• Excerpt from a dataset:

:::::

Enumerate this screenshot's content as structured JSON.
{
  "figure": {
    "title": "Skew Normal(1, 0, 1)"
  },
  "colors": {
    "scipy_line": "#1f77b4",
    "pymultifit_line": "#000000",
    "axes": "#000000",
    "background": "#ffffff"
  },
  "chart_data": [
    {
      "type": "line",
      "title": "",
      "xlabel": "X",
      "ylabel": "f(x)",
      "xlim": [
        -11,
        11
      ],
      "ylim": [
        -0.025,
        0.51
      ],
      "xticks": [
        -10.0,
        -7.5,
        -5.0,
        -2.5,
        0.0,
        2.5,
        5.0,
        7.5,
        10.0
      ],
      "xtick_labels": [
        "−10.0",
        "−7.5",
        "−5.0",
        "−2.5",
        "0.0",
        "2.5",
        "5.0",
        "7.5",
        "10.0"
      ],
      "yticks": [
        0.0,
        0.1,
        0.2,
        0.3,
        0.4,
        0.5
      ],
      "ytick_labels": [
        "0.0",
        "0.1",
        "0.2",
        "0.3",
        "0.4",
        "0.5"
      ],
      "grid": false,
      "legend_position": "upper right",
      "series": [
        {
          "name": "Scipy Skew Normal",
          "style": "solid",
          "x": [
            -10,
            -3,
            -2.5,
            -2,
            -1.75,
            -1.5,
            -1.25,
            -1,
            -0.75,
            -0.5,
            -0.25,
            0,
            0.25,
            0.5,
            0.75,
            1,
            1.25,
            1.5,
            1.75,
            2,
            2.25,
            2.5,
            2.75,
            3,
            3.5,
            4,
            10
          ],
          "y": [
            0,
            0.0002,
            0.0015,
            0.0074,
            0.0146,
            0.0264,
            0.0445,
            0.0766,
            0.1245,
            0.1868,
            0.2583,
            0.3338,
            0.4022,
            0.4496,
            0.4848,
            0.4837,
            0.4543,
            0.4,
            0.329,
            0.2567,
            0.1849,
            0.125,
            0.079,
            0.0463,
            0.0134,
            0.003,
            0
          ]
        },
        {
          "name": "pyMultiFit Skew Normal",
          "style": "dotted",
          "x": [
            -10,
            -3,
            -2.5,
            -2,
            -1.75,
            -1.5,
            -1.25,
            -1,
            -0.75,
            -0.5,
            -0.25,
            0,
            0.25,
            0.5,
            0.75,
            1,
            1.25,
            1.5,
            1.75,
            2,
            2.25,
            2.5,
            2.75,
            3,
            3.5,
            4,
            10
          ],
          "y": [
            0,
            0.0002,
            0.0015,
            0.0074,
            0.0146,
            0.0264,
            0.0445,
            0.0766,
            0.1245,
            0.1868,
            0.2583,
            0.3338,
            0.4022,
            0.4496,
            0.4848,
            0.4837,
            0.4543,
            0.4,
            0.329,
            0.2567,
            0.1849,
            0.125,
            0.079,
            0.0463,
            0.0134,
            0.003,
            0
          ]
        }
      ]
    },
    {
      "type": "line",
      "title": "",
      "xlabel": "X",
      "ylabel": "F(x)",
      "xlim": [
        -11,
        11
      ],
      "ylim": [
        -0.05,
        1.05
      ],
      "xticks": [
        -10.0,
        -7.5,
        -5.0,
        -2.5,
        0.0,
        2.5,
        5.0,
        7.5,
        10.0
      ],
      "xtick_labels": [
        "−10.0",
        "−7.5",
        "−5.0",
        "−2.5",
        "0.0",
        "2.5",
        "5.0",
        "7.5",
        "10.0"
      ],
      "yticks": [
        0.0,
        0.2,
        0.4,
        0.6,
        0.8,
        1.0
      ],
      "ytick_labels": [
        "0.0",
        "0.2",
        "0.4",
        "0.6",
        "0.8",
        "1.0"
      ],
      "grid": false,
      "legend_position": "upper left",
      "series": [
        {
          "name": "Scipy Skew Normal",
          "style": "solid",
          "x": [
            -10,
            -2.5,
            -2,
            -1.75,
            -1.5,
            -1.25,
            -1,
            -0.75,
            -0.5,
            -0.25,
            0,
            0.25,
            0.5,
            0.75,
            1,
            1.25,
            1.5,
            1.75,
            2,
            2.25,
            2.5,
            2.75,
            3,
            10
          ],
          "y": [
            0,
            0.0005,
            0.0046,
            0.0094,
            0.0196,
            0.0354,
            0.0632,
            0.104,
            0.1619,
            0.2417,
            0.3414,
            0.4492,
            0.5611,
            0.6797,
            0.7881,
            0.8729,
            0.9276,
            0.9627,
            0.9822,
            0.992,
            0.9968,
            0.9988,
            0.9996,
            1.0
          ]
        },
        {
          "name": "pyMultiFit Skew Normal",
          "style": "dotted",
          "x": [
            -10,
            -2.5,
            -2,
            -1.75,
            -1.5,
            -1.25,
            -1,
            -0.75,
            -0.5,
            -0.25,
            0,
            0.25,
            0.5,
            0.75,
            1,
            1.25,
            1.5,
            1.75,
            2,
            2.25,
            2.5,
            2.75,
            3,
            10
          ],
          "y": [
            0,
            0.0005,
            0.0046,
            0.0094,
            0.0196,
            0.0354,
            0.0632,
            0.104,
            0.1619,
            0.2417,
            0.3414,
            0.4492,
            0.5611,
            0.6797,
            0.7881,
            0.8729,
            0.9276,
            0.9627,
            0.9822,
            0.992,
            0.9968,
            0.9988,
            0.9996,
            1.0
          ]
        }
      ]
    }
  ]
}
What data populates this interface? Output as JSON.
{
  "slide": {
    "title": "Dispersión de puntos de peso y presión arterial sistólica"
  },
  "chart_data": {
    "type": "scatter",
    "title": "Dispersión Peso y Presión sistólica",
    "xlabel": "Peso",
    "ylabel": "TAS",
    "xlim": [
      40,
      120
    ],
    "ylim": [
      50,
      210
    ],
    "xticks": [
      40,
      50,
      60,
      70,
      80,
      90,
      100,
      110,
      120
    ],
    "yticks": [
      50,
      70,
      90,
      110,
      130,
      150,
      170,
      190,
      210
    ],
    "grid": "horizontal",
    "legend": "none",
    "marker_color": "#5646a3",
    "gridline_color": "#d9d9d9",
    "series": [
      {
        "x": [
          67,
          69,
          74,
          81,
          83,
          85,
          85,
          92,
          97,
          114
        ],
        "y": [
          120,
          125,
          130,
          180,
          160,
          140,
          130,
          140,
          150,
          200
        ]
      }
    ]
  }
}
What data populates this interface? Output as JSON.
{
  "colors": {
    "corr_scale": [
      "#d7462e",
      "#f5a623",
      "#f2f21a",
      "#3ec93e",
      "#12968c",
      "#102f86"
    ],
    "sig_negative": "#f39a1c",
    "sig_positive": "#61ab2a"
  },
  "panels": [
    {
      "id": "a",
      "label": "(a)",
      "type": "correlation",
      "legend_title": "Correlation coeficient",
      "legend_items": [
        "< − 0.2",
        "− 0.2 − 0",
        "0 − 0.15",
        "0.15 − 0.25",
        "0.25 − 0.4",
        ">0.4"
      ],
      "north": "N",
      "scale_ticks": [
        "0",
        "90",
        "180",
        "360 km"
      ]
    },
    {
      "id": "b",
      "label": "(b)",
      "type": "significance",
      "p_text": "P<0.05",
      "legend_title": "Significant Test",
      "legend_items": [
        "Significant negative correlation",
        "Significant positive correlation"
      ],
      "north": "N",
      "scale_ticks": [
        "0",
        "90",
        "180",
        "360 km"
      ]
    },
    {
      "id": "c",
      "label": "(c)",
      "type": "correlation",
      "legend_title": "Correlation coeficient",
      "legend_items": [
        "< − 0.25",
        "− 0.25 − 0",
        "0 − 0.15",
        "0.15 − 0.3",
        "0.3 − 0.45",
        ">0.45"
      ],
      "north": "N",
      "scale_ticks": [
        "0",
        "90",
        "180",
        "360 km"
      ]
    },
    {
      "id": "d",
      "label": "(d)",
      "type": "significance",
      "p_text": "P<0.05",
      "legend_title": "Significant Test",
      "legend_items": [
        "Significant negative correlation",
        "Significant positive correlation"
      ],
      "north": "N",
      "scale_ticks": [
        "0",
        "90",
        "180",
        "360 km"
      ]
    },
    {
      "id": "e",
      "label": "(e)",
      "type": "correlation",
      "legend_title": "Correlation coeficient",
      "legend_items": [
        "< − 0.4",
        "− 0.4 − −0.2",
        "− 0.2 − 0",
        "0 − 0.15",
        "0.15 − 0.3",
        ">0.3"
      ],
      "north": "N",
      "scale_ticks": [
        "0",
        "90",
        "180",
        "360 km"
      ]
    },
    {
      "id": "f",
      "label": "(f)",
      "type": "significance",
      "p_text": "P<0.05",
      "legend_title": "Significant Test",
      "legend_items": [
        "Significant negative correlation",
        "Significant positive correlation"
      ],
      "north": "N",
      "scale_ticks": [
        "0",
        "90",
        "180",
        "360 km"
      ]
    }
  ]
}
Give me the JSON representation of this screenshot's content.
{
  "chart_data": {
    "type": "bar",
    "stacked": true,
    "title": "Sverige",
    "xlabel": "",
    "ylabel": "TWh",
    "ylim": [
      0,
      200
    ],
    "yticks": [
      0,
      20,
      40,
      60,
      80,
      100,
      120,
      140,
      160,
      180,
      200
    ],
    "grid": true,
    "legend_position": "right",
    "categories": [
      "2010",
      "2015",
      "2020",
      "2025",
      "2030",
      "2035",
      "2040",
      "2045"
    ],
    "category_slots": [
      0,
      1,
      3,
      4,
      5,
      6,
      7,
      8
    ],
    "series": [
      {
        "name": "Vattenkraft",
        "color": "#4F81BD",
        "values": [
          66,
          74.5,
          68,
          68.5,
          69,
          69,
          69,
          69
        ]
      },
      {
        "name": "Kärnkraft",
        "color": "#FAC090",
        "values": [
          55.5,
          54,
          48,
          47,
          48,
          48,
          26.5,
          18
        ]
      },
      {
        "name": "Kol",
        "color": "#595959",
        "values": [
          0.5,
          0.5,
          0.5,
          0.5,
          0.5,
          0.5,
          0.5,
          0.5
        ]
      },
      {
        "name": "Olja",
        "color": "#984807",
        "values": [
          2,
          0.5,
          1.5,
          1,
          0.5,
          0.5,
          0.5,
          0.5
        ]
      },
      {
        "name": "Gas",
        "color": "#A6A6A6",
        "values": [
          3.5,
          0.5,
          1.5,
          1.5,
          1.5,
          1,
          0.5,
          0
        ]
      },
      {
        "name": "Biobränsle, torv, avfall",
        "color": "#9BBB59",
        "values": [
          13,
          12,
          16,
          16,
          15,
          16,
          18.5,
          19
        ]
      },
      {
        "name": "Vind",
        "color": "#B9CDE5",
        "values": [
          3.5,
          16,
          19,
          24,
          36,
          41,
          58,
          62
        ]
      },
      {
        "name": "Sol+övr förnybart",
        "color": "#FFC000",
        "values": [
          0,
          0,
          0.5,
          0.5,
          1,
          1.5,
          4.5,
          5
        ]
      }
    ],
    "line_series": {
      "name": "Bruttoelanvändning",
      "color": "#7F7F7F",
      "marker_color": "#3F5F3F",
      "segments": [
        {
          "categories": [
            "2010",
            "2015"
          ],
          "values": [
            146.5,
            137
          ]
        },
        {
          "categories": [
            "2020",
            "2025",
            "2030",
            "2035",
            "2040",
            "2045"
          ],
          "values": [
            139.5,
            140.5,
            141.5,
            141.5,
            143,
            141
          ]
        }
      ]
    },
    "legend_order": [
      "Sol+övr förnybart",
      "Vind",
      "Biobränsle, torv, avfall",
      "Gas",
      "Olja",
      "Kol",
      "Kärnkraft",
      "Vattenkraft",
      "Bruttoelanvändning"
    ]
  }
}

:::::

• Aim of the task: List every line from the entries above in which "Dispersión" appears.

• Solution for this exercise:
    "title": "Dispersión de puntos de peso y presión arterial sistólica"
    "title": "Dispersión Peso y Presión sistólica",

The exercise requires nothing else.